### To do
Search the material for the string "marker", then return every line where it is found.

### Data lines
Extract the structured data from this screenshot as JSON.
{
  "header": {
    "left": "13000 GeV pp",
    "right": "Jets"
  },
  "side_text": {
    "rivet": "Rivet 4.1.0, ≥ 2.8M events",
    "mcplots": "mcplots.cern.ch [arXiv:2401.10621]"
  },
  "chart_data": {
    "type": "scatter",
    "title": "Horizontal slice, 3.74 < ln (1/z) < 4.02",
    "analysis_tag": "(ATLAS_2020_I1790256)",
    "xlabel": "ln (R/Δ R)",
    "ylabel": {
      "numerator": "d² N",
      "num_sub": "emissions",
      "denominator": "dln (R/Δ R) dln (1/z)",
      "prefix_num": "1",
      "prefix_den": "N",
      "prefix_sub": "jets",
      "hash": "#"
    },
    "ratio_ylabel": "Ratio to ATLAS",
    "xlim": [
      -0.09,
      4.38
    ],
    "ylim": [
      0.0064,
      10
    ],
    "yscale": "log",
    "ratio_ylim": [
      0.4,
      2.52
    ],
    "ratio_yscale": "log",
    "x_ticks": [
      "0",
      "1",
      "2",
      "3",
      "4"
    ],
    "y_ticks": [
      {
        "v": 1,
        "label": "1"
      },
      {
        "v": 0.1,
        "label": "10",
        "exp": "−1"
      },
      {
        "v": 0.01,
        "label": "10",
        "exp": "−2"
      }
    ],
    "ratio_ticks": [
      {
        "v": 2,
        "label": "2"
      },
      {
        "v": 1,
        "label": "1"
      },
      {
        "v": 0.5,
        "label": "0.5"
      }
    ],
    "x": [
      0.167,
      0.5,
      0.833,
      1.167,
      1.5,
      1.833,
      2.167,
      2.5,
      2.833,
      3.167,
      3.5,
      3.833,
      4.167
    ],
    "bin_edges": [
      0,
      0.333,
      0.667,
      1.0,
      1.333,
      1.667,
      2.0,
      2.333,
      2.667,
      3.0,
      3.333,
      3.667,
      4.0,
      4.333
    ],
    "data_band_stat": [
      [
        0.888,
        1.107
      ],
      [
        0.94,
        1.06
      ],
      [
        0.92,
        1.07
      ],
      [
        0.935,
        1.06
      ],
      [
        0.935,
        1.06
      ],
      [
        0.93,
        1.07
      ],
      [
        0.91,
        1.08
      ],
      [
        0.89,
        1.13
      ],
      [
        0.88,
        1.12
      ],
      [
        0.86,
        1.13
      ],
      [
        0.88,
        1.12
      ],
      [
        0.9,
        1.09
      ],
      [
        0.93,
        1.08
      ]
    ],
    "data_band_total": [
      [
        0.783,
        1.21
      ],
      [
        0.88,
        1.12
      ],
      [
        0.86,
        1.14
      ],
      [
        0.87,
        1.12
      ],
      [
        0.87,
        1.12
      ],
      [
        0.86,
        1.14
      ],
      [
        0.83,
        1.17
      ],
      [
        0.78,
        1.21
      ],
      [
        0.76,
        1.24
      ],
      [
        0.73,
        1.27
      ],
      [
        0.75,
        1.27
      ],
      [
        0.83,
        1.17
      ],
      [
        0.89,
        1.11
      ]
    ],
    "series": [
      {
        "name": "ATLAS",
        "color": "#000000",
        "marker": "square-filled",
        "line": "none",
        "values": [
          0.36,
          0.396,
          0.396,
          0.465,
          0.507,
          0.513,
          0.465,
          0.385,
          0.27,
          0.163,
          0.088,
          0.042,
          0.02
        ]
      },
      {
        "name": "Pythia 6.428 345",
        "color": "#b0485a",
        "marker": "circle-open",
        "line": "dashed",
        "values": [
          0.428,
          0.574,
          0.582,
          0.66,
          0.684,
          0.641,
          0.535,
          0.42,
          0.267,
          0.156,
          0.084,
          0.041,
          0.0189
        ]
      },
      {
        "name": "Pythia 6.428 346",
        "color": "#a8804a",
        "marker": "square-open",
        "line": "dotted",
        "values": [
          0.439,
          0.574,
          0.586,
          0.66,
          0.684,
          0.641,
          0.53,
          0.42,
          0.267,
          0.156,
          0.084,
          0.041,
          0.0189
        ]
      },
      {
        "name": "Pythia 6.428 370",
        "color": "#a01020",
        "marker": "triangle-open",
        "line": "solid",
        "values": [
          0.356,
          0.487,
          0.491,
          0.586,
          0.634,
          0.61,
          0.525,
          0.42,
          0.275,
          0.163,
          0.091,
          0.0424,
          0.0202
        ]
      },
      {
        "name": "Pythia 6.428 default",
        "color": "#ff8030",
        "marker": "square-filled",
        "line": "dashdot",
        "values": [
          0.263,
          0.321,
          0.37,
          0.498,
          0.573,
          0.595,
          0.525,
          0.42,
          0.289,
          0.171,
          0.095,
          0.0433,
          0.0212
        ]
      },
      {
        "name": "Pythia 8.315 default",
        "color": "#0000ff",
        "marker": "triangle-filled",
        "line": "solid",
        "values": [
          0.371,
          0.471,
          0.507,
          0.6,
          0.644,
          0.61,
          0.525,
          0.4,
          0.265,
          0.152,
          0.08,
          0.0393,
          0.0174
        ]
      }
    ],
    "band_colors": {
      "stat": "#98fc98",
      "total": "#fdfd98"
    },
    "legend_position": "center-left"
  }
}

### Task output
        "marker": "square-filled",
        "marker": "circle-open",
        "marker": "square-open",
        "marker": "triangle-open",
        "marker": "square-filled",
        "marker": "triangle-filled",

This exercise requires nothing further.